RECORDED INFORMATION ▸
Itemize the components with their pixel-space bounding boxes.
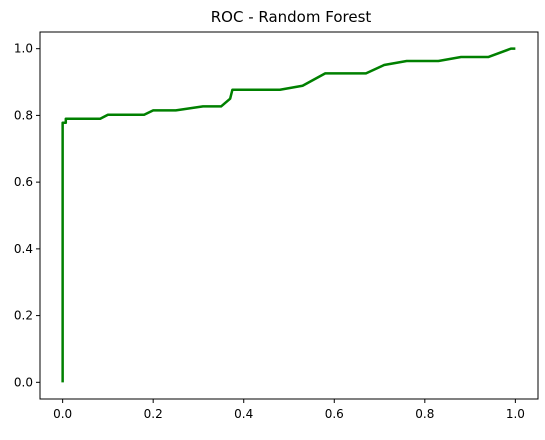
y-tick-label: 0.8 [14, 108, 33, 122]
y-tick-label: 0.4 [14, 242, 33, 256]
y-tick-label: 0.6 [14, 175, 33, 189]
x-tick-label: 0.0 [53, 407, 72, 421]
x-axis: 0.0 0.2 0.4 0.6 0.8 1.0 [53, 399, 525, 421]
y-tick-label: 1.0 [14, 42, 33, 56]
y-tick-label: 0.0 [14, 375, 33, 389]
y-axis: 0.0 0.2 0.4 0.6 0.8 1.0 [14, 42, 40, 389]
chart-title: ROC - Random Forest [211, 8, 372, 26]
x-tick-label: 0.2 [144, 407, 163, 421]
y-tick-label: 0.2 [14, 309, 33, 323]
x-tick-label: 0.6 [325, 407, 344, 421]
plot-content [61, 47, 516, 383]
x-tick-label: 0.8 [415, 407, 434, 421]
x-tick-label: 1.0 [506, 407, 525, 421]
plot-frame [39, 31, 539, 400]
x-tick-label: 0.4 [234, 407, 253, 421]
roc-curve-line [61, 47, 516, 383]
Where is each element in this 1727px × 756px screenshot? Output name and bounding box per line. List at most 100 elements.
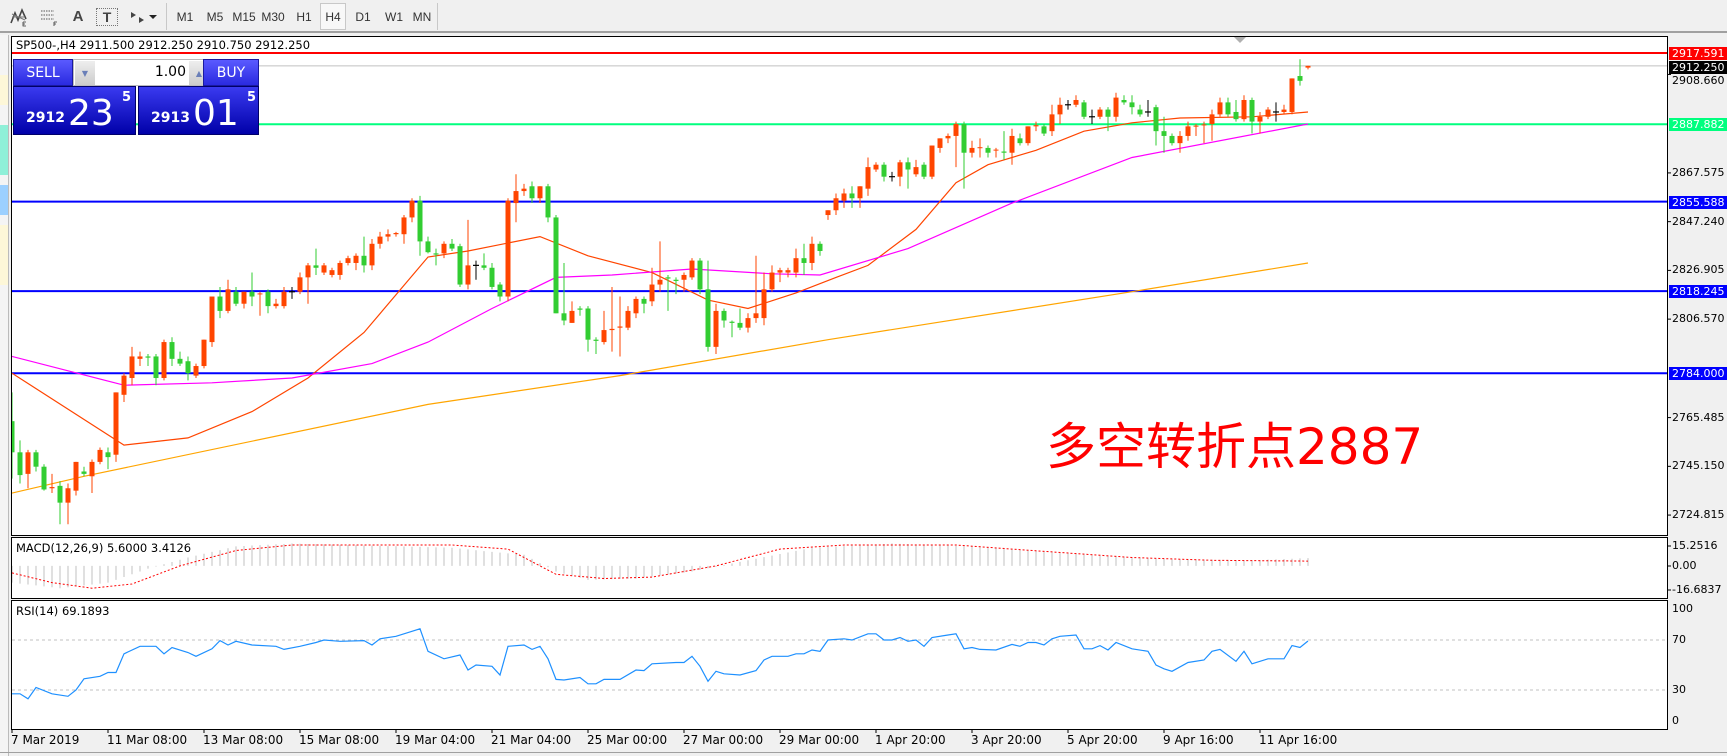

WRITTEN REQUEST ▸ Output every line of the listing above as a JSON list of strings, one string per line, skipping blank lines. Leave out the pictures.

FINAL RESULT ▸
[
  "Itemize the components with their pixel-space bounding boxes.",
  "y-tick-label: 0.8 [14, 108, 33, 122]",
  "y-tick-label: 0.4 [14, 242, 33, 256]",
  "y-tick-label: 0.6 [14, 175, 33, 189]",
  "x-tick-label: 0.0 [53, 407, 72, 421]",
  "x-axis: 0.0 0.2 0.4 0.6 0.8 1.0 [53, 399, 525, 421]",
  "y-tick-label: 1.0 [14, 42, 33, 56]",
  "y-tick-label: 0.0 [14, 375, 33, 389]",
  "y-axis: 0.0 0.2 0.4 0.6 0.8 1.0 [14, 42, 40, 389]",
  "chart-title: ROC - Random Forest [211, 8, 372, 26]",
  "x-tick-label: 0.2 [144, 407, 163, 421]",
  "y-tick-label: 0.2 [14, 309, 33, 323]",
  "x-tick-label: 0.6 [325, 407, 344, 421]",
  "plot-content [61, 47, 516, 383]",
  "x-tick-label: 0.8 [415, 407, 434, 421]",
  "x-tick-label: 1.0 [506, 407, 525, 421]",
  "plot-frame [39, 31, 539, 400]",
  "x-tick-label: 0.4 [234, 407, 253, 421]",
  "roc-curve-line [61, 47, 516, 383]",
  "Where is each element in this 1727px × 756px screenshot? Output name and bounding box per line. List at most 100 elements."
]